• [Prompt]:
Type the records out again in full, exactly.

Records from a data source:

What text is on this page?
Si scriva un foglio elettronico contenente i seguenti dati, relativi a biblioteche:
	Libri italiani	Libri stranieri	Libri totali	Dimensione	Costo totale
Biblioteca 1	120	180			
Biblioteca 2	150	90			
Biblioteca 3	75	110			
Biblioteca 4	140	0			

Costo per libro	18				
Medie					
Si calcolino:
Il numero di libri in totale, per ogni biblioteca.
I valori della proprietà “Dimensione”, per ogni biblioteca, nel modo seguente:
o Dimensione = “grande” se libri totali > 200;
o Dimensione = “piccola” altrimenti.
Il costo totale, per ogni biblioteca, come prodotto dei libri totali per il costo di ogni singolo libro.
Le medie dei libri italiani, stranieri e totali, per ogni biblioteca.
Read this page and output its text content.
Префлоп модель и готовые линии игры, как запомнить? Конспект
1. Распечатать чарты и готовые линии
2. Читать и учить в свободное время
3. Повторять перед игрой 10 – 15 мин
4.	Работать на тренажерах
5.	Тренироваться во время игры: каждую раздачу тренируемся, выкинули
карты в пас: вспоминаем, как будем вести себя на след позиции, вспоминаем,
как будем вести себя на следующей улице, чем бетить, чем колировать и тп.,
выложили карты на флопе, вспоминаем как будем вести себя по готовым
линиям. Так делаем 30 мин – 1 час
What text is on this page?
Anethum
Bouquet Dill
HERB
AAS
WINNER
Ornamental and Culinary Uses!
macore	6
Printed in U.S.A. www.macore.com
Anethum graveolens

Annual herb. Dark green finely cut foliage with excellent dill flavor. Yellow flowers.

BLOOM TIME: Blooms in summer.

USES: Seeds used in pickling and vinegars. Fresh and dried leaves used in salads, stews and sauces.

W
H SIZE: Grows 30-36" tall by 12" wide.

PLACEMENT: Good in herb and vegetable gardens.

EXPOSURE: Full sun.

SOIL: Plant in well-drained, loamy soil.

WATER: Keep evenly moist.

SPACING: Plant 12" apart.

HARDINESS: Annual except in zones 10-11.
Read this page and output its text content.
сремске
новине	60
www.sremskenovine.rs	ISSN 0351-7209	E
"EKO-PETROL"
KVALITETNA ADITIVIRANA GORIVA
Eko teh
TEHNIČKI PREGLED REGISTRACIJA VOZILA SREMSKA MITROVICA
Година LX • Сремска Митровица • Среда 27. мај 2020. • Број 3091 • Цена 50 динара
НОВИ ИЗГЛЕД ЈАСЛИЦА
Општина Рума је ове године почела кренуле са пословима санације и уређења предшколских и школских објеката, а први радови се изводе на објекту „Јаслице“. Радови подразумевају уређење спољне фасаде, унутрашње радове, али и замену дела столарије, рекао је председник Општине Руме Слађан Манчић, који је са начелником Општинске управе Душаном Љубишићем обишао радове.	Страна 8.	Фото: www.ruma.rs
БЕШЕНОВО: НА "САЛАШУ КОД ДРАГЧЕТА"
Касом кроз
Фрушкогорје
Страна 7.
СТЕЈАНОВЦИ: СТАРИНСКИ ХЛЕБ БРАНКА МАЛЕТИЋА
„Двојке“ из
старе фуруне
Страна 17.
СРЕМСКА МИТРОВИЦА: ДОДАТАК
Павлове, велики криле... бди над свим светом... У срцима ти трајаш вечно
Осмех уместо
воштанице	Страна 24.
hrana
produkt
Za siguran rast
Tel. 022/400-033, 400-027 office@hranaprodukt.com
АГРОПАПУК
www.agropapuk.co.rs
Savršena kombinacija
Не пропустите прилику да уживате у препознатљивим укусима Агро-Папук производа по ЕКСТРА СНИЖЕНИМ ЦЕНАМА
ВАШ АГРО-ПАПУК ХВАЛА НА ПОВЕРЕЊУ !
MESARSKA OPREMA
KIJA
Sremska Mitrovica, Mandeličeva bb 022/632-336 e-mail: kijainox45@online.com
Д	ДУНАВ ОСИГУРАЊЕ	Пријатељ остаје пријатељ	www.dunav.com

• [Final result]:
What text is on this page?
Si scriva un foglio elettronico contenente i seguenti dati, relativi a biblioteche:
	Libri italiani	Libri stranieri	Libri totali	Dimensione	Costo totale
Biblioteca 1	120	180			
Biblioteca 2	150	90			
Biblioteca 3	75	110			
Biblioteca 4	140	0			

Costo per libro	18				
Medie					
Si calcolino:
Il numero di libri in totale, per ogni biblioteca.
I valori della proprietà “Dimensione”, per ogni biblioteca, nel modo seguente:
o Dimensione = “grande” se libri totali > 200;
o Dimensione = “piccola” altrimenti.
Il costo totale, per ogni biblioteca, come prodotto dei libri totali per il costo di ogni singolo libro.
Le medie dei libri italiani, stranieri e totali, per ogni biblioteca.
Read this page and output its text content.
Префлоп модель и готовые линии игры, как запомнить? Конспект
1. Распечатать чарты и готовые линии
2. Читать и учить в свободное время
3. Повторять перед игрой 10 – 15 мин
4.	Работать на тренажерах
5.	Тренироваться во время игры: каждую раздачу тренируемся, выкинули
карты в пас: вспоминаем, как будем вести себя на след позиции, вспоминаем,
как будем вести себя на следующей улице, чем бетить, чем колировать и тп.,
выложили карты на флопе, вспоминаем как будем вести себя по готовым
линиям. Так делаем 30 мин – 1 час
What text is on this page?
Anethum
Bouquet Dill
HERB
AAS
WINNER
Ornamental and Culinary Uses!
macore	6
Printed in U.S.A. www.macore.com
Anethum graveolens

Annual herb. Dark green finely cut foliage with excellent dill flavor. Yellow flowers.

BLOOM TIME: Blooms in summer.

USES: Seeds used in pickling and vinegars. Fresh and dried leaves used in salads, stews and sauces.

W
H SIZE: Grows 30-36" tall by 12" wide.

PLACEMENT: Good in herb and vegetable gardens.

EXPOSURE: Full sun.

SOIL: Plant in well-drained, loamy soil.

WATER: Keep evenly moist.

SPACING: Plant 12" apart.

HARDINESS: Annual except in zones 10-11.
Read this page and output its text content.
сремске
новине	60
www.sremskenovine.rs	ISSN 0351-7209	E
"EKO-PETROL"
KVALITETNA ADITIVIRANA GORIVA
Eko teh
TEHNIČKI PREGLED REGISTRACIJA VOZILA SREMSKA MITROVICA
Година LX • Сремска Митровица • Среда 27. мај 2020. • Број 3091 • Цена 50 динара
НОВИ ИЗГЛЕД ЈАСЛИЦА
Општина Рума је ове године почела кренуле са пословима санације и уређења предшколских и школских објеката, а први радови се изводе на објекту „Јаслице“. Радови подразумевају уређење спољне фасаде, унутрашње радове, али и замену дела столарије, рекао је председник Општине Руме Слађан Манчић, који је са начелником Општинске управе Душаном Љубишићем обишао радове.	Страна 8.	Фото: www.ruma.rs
БЕШЕНОВО: НА "САЛАШУ КОД ДРАГЧЕТА"
Касом кроз
Фрушкогорје
Страна 7.
СТЕЈАНОВЦИ: СТАРИНСКИ ХЛЕБ БРАНКА МАЛЕТИЋА
„Двојке“ из
старе фуруне
Страна 17.
СРЕМСКА МИТРОВИЦА: ДОДАТАК
Павлове, велики криле... бди над свим светом... У срцима ти трајаш вечно
Осмех уместо
воштанице	Страна 24.
hrana
produkt
Za siguran rast
Tel. 022/400-033, 400-027 office@hranaprodukt.com
АГРОПАПУК
www.agropapuk.co.rs
Savršena kombinacija
Не пропустите прилику да уживате у препознатљивим укусима Агро-Папук производа по ЕКСТРА СНИЖЕНИМ ЦЕНАМА
ВАШ АГРО-ПАПУК ХВАЛА НА ПОВЕРЕЊУ !
MESARSKA OPREMA
KIJA
Sremska Mitrovica, Mandeličeva bb 022/632-336 e-mail: kijainox45@online.com
Д	ДУНАВ ОСИГУРАЊЕ	Пријатељ остаје пријатељ	www.dunav.com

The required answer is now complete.